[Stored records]

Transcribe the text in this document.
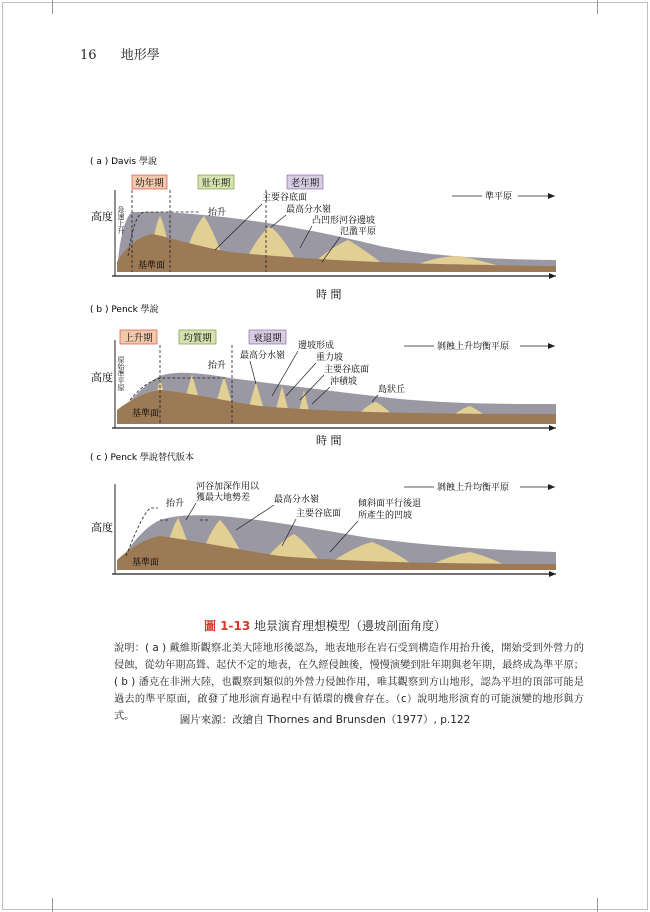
16 地形學
( a ) Davis 學說
幼年期	壯年期	老年期
高度
時 間
急速上升	抬升
基準面
準平原
主要谷底面
最高分水嶺
凸凹形河谷邊坡
氾濫平原
( b ) Penck 學說
上升期	均質期	衰退期
高度
時 間
原始準平原	抬升
基準面
剝蝕上升均衡平原
邊坡形成
最高分水嶺	重力坡
主要谷底面
沖積坡
島狀丘
( c ) Penck 學說替代版本
高度
抬升
基準面
剝蝕上升均衡平原
河谷加深作用以
獲最大地勢差	最高分水嶺
主要谷底面
傾斜面平行後退
所產生的凹坡
圖 1-13 地景演育理想模型（邊坡剖面角度）
說明：( a ) 戴維斯觀察北美大陸地形後認為，地表地形在岩石受到構造作用抬升後，開始受到外營力的侵蝕，從幼年期高聳、起伏不定的地表，在久經侵蝕後，慢慢演變到壯年期與老年期，最終成為準平原；( b ) 潘克在非洲大陸，也觀察到類似的外營力侵蝕作用，唯其觀察到方山地形，認為平坦的頂部可能是過去的準平原面，啟發了地形演育過程中有循環的機會存在。（c）說明地形演育的可能演變的地形與方式。	圖片來源：改繪自 Thornes and Brunsden（1977）, p.122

_GIVEN REQUEST_
Copy the material above in full and exactly, skipping pictures.

_RESPONSE_
Transcribe the text in this document.
16 地形學
( a ) Davis 學說
幼年期	壯年期	老年期
高度
時 間
急速上升	抬升
基準面
準平原
主要谷底面
最高分水嶺
凸凹形河谷邊坡
氾濫平原
( b ) Penck 學說
上升期	均質期	衰退期
高度
時 間
原始準平原	抬升
基準面
剝蝕上升均衡平原
邊坡形成
最高分水嶺	重力坡
主要谷底面
沖積坡
島狀丘
( c ) Penck 學說替代版本
高度
抬升
基準面
剝蝕上升均衡平原
河谷加深作用以
獲最大地勢差	最高分水嶺
主要谷底面
傾斜面平行後退
所產生的凹坡
圖 1-13 地景演育理想模型（邊坡剖面角度）
說明：( a ) 戴維斯觀察北美大陸地形後認為，地表地形在岩石受到構造作用抬升後，開始受到外營力的侵蝕，從幼年期高聳、起伏不定的地表，在久經侵蝕後，慢慢演變到壯年期與老年期，最終成為準平原；( b ) 潘克在非洲大陸，也觀察到類似的外營力侵蝕作用，唯其觀察到方山地形，認為平坦的頂部可能是過去的準平原面，啟發了地形演育過程中有循環的機會存在。（c）說明地形演育的可能演變的地形與方式。	圖片來源：改繪自 Thornes and Brunsden（1977）, p.122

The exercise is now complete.